- _REQUEST_: Copy each line of the records that holds the string "uchun".

- _SOURCE RECORDS_:
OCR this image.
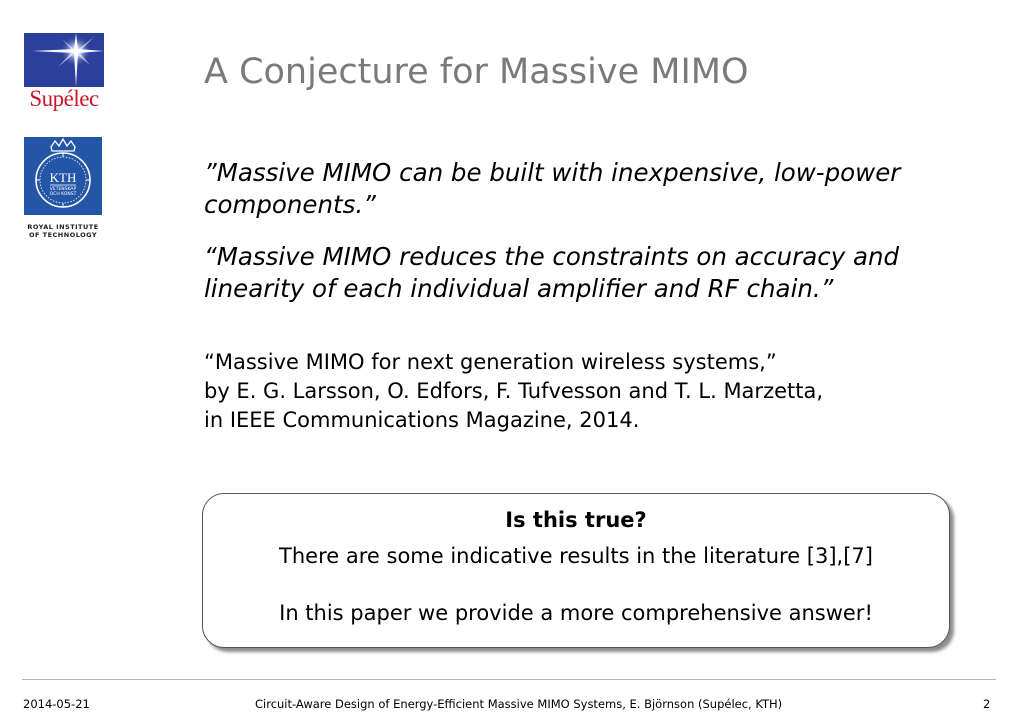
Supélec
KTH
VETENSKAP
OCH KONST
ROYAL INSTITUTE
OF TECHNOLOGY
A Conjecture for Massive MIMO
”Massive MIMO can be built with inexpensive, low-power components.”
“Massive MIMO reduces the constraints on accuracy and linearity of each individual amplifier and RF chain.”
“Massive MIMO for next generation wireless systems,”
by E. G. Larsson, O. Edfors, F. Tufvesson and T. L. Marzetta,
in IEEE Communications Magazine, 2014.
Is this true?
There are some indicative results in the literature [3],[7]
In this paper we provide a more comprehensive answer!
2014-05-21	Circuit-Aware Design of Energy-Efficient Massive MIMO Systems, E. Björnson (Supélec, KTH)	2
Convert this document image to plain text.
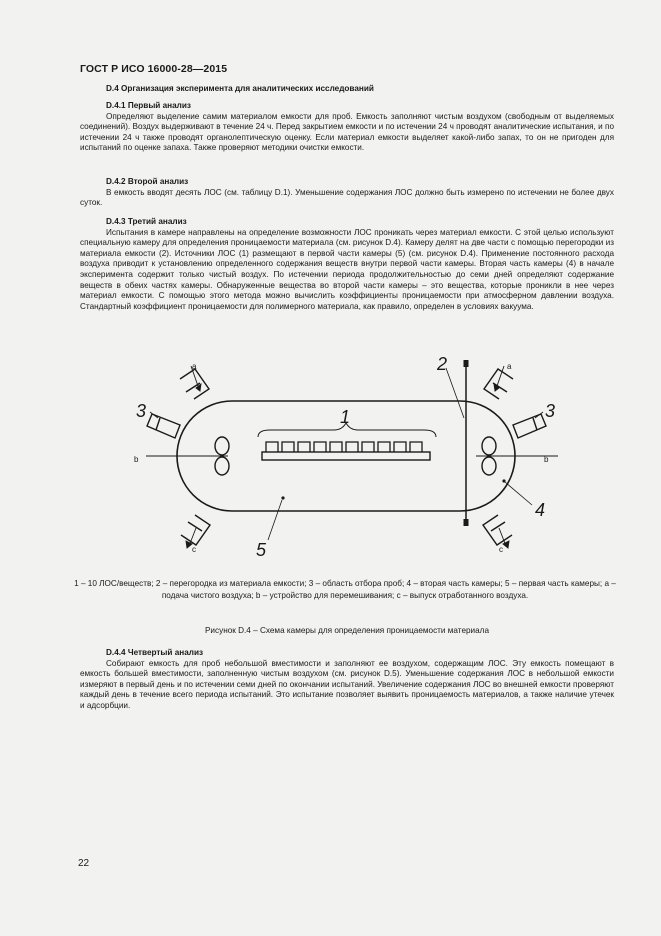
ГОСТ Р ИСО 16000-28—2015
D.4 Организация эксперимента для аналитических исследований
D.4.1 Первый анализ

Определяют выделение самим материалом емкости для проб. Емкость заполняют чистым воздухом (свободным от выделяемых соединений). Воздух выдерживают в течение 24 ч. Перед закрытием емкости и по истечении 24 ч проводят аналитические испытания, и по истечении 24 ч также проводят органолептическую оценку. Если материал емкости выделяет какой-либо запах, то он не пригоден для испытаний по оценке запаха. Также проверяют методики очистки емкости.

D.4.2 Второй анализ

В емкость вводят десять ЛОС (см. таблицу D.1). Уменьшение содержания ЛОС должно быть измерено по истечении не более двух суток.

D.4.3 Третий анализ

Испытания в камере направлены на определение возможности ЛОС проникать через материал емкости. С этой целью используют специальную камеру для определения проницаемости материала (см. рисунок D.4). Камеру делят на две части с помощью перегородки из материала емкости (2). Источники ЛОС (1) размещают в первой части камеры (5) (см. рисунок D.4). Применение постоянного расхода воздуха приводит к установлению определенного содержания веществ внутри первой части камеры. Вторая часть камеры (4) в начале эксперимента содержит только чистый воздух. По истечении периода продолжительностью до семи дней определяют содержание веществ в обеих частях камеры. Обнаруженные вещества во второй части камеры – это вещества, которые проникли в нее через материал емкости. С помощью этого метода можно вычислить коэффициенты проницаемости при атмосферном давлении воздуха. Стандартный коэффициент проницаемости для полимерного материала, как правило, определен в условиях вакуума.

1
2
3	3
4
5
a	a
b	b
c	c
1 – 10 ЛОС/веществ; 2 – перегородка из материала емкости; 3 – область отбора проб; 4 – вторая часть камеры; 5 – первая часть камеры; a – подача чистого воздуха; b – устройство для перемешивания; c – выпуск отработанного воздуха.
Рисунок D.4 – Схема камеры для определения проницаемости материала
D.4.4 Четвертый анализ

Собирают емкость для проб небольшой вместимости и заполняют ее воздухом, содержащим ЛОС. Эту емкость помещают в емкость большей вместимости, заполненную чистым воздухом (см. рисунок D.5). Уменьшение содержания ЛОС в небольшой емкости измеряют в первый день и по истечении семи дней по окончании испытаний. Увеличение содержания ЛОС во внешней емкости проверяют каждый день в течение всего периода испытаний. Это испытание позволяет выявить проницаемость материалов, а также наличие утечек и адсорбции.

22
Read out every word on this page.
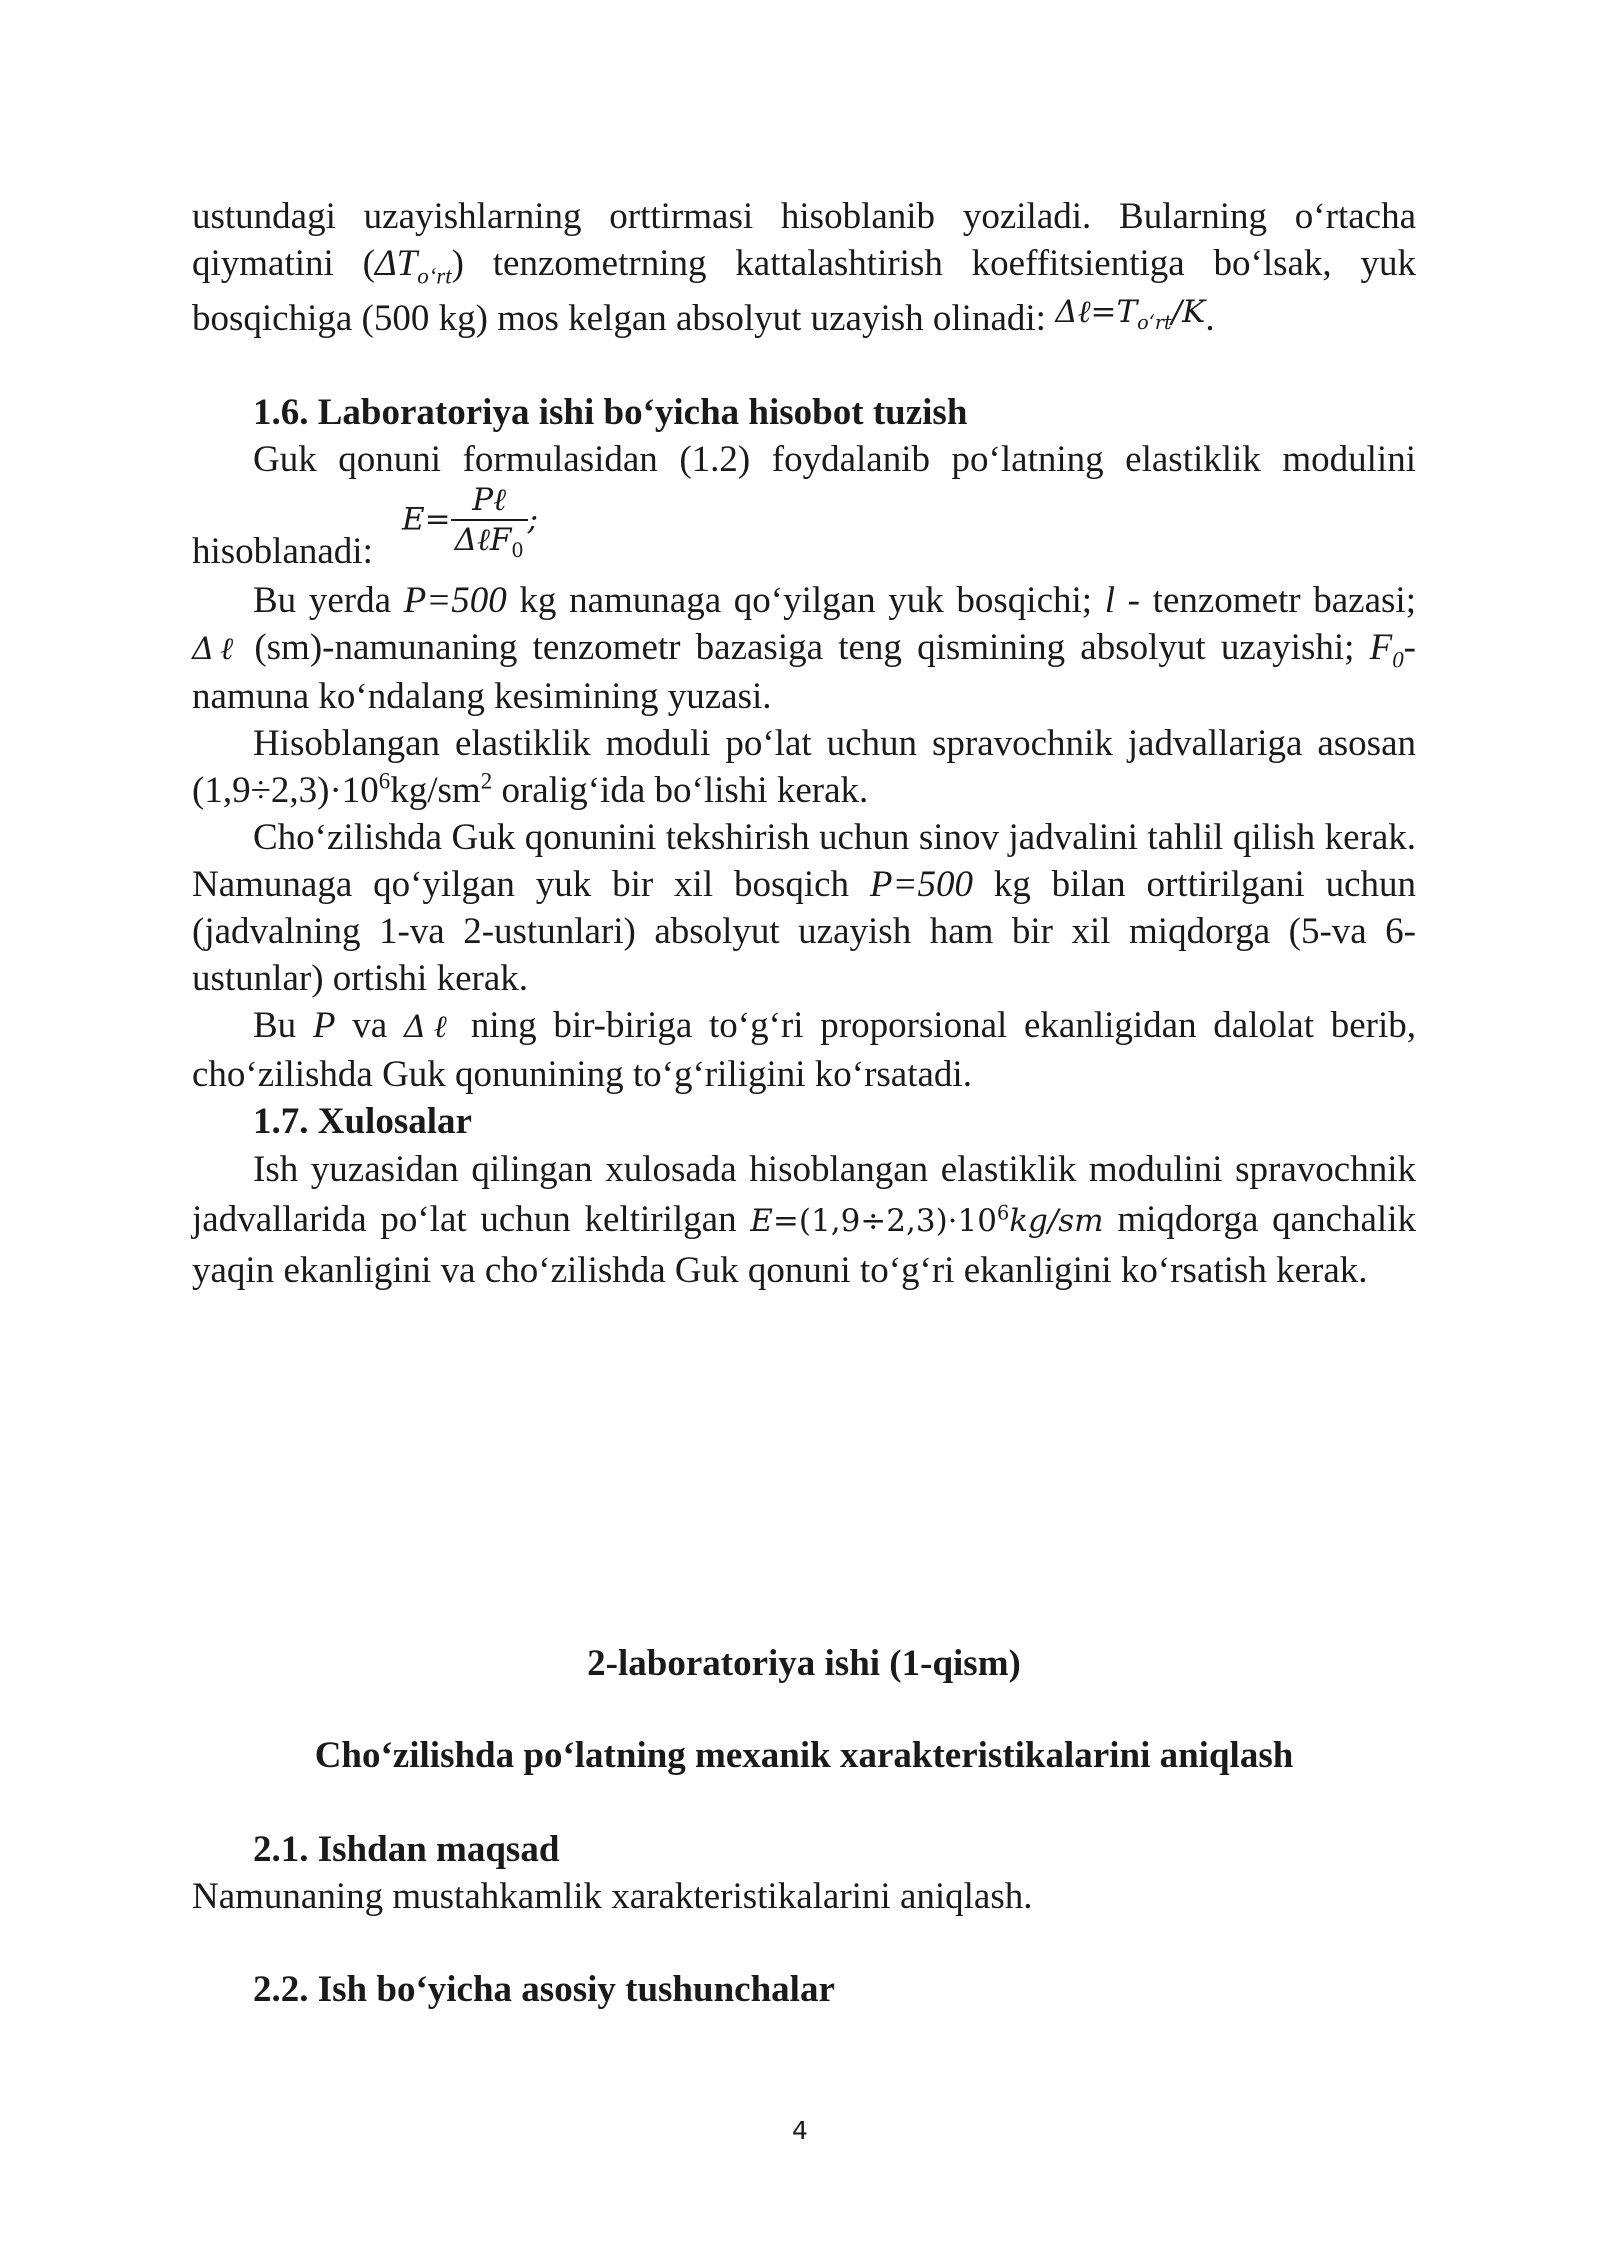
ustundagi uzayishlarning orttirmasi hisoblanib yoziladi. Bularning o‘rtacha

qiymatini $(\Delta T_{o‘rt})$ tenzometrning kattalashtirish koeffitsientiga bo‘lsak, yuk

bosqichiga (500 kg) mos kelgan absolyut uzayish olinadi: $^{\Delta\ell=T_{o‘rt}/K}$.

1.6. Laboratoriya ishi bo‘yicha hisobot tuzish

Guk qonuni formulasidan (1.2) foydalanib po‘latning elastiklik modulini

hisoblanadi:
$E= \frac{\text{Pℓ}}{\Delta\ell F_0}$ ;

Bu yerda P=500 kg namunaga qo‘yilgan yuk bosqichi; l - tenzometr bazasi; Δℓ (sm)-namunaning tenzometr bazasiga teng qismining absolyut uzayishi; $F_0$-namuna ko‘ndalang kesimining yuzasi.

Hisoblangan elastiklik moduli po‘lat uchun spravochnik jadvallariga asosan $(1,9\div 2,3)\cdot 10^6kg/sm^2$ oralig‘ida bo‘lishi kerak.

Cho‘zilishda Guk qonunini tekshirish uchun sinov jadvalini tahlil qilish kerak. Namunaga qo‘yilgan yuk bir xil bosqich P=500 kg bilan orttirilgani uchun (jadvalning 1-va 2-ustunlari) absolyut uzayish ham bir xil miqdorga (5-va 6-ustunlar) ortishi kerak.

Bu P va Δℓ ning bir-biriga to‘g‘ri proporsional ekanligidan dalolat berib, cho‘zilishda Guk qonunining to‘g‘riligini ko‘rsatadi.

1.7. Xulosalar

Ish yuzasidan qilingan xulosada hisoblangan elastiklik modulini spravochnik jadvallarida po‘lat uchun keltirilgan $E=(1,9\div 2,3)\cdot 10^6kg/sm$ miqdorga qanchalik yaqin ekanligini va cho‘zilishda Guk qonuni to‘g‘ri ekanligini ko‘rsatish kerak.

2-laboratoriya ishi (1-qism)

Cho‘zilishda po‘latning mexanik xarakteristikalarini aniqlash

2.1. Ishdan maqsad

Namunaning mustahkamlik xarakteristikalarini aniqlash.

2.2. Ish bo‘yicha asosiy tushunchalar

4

- _THE OUTPUT_:
Hisoblangan elastiklik moduli po‘lat uchun spravochnik jadvallariga asosan $(1,9\div 2,3)\cdot 10^6kg/sm^2$ oralig‘ida bo‘lishi kerak.
Cho‘zilishda Guk qonunini tekshirish uchun sinov jadvalini tahlil qilish kerak. Namunaga qo‘yilgan yuk bir xil bosqich P=500 kg bilan orttirilgani uchun (jadvalning 1-va 2-ustunlari) absolyut uzayish ham bir xil miqdorga (5-va 6-ustunlar) ortishi kerak.
Ish yuzasidan qilingan xulosada hisoblangan elastiklik modulini spravochnik jadvallarida po‘lat uchun keltirilgan $E=(1,9\div 2,3)\cdot 10^6kg/sm$ miqdorga qanchalik yaqin ekanligini va cho‘zilishda Guk qonuni to‘g‘ri ekanligini ko‘rsatish kerak.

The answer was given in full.